• PROBLEM REQUIREMENTS: Exactly reproduce the entries, dropping any pictures from your copy.
##############################
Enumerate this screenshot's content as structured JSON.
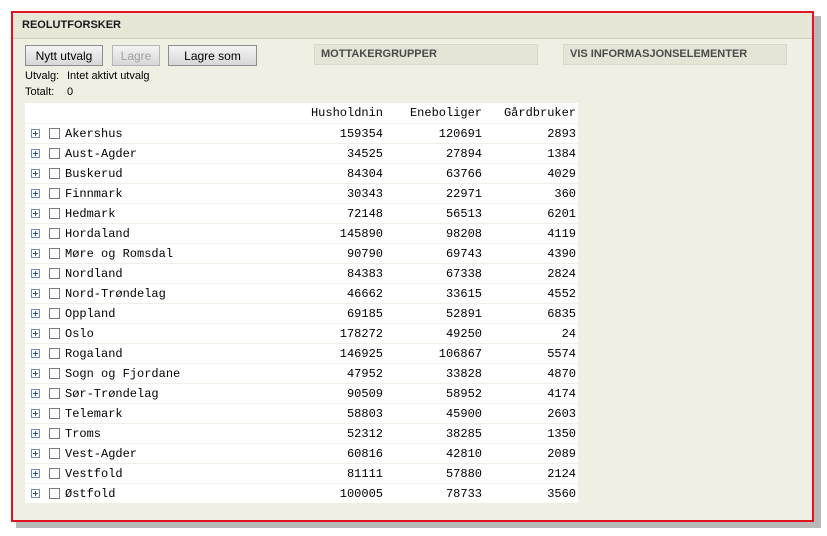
{
  "window": {
    "title": "REOLUTFORSKER"
  },
  "toolbar": {
    "new_selection_label": "Nytt utvalg",
    "save_label": "Lagre",
    "save_as_label": "Lagre som"
  },
  "panels": {
    "recipients_title": "MOTTAKERGRUPPER",
    "info_elements_title": "VIS INFORMASJONSELEMENTER"
  },
  "status": {
    "selection_label": "Utvalg:",
    "selection_value": "Intet aktivt utvalg",
    "total_label": "Totalt:",
    "total_value": "0"
  },
  "table": {
    "columns": [
      "Husholdnin",
      "Eneboliger",
      "Gårdbruker"
    ],
    "rows": [
      {
        "name": "Akershus",
        "households": "159354",
        "detached": "120691",
        "farms": "2893"
      },
      {
        "name": "Aust-Agder",
        "households": "34525",
        "detached": "27894",
        "farms": "1384"
      },
      {
        "name": "Buskerud",
        "households": "84304",
        "detached": "63766",
        "farms": "4029"
      },
      {
        "name": "Finnmark",
        "households": "30343",
        "detached": "22971",
        "farms": "360"
      },
      {
        "name": "Hedmark",
        "households": "72148",
        "detached": "56513",
        "farms": "6201"
      },
      {
        "name": "Hordaland",
        "households": "145890",
        "detached": "98208",
        "farms": "4119"
      },
      {
        "name": "Møre og Romsdal",
        "households": "90790",
        "detached": "69743",
        "farms": "4390"
      },
      {
        "name": "Nordland",
        "households": "84383",
        "detached": "67338",
        "farms": "2824"
      },
      {
        "name": "Nord-Trøndelag",
        "households": "46662",
        "detached": "33615",
        "farms": "4552"
      },
      {
        "name": "Oppland",
        "households": "69185",
        "detached": "52891",
        "farms": "6835"
      },
      {
        "name": "Oslo",
        "households": "178272",
        "detached": "49250",
        "farms": "24"
      },
      {
        "name": "Rogaland",
        "households": "146925",
        "detached": "106867",
        "farms": "5574"
      },
      {
        "name": "Sogn og Fjordane",
        "households": "47952",
        "detached": "33828",
        "farms": "4870"
      },
      {
        "name": "Sør-Trøndelag",
        "households": "90509",
        "detached": "58952",
        "farms": "4174"
      },
      {
        "name": "Telemark",
        "households": "58803",
        "detached": "45900",
        "farms": "2603"
      },
      {
        "name": "Troms",
        "households": "52312",
        "detached": "38285",
        "farms": "1350"
      },
      {
        "name": "Vest-Agder",
        "households": "60816",
        "detached": "42810",
        "farms": "2089"
      },
      {
        "name": "Vestfold",
        "households": "81111",
        "detached": "57880",
        "farms": "2124"
      },
      {
        "name": "Østfold",
        "households": "100005",
        "detached": "78733",
        "farms": "3560"
      }
    ]
  }
}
##############################
• EXERCISE RESPONSE:
Enumerate this screenshot's content as structured JSON.
{
  "window": {
    "title": "REOLUTFORSKER"
  },
  "toolbar": {
    "new_selection_label": "Nytt utvalg",
    "save_label": "Lagre",
    "save_as_label": "Lagre som"
  },
  "panels": {
    "recipients_title": "MOTTAKERGRUPPER",
    "info_elements_title": "VIS INFORMASJONSELEMENTER"
  },
  "status": {
    "selection_label": "Utvalg:",
    "selection_value": "Intet aktivt utvalg",
    "total_label": "Totalt:",
    "total_value": "0"
  },
  "table": {
    "columns": [
      "Husholdnin",
      "Eneboliger",
      "Gårdbruker"
    ],
    "rows": [
      {
        "name": "Akershus",
        "households": "159354",
        "detached": "120691",
        "farms": "2893"
      },
      {
        "name": "Aust-Agder",
        "households": "34525",
        "detached": "27894",
        "farms": "1384"
      },
      {
        "name": "Buskerud",
        "households": "84304",
        "detached": "63766",
        "farms": "4029"
      },
      {
        "name": "Finnmark",
        "households": "30343",
        "detached": "22971",
        "farms": "360"
      },
      {
        "name": "Hedmark",
        "households": "72148",
        "detached": "56513",
        "farms": "6201"
      },
      {
        "name": "Hordaland",
        "households": "145890",
        "detached": "98208",
        "farms": "4119"
      },
      {
        "name": "Møre og Romsdal",
        "households": "90790",
        "detached": "69743",
        "farms": "4390"
      },
      {
        "name": "Nordland",
        "households": "84383",
        "detached": "67338",
        "farms": "2824"
      },
      {
        "name": "Nord-Trøndelag",
        "households": "46662",
        "detached": "33615",
        "farms": "4552"
      },
      {
        "name": "Oppland",
        "households": "69185",
        "detached": "52891",
        "farms": "6835"
      },
      {
        "name": "Oslo",
        "households": "178272",
        "detached": "49250",
        "farms": "24"
      },
      {
        "name": "Rogaland",
        "households": "146925",
        "detached": "106867",
        "farms": "5574"
      },
      {
        "name": "Sogn og Fjordane",
        "households": "47952",
        "detached": "33828",
        "farms": "4870"
      },
      {
        "name": "Sør-Trøndelag",
        "households": "90509",
        "detached": "58952",
        "farms": "4174"
      },
      {
        "name": "Telemark",
        "households": "58803",
        "detached": "45900",
        "farms": "2603"
      },
      {
        "name": "Troms",
        "households": "52312",
        "detached": "38285",
        "farms": "1350"
      },
      {
        "name": "Vest-Agder",
        "households": "60816",
        "detached": "42810",
        "farms": "2089"
      },
      {
        "name": "Vestfold",
        "households": "81111",
        "detached": "57880",
        "farms": "2124"
      },
      {
        "name": "Østfold",
        "households": "100005",
        "detached": "78733",
        "farms": "3560"
      }
    ]
  }
}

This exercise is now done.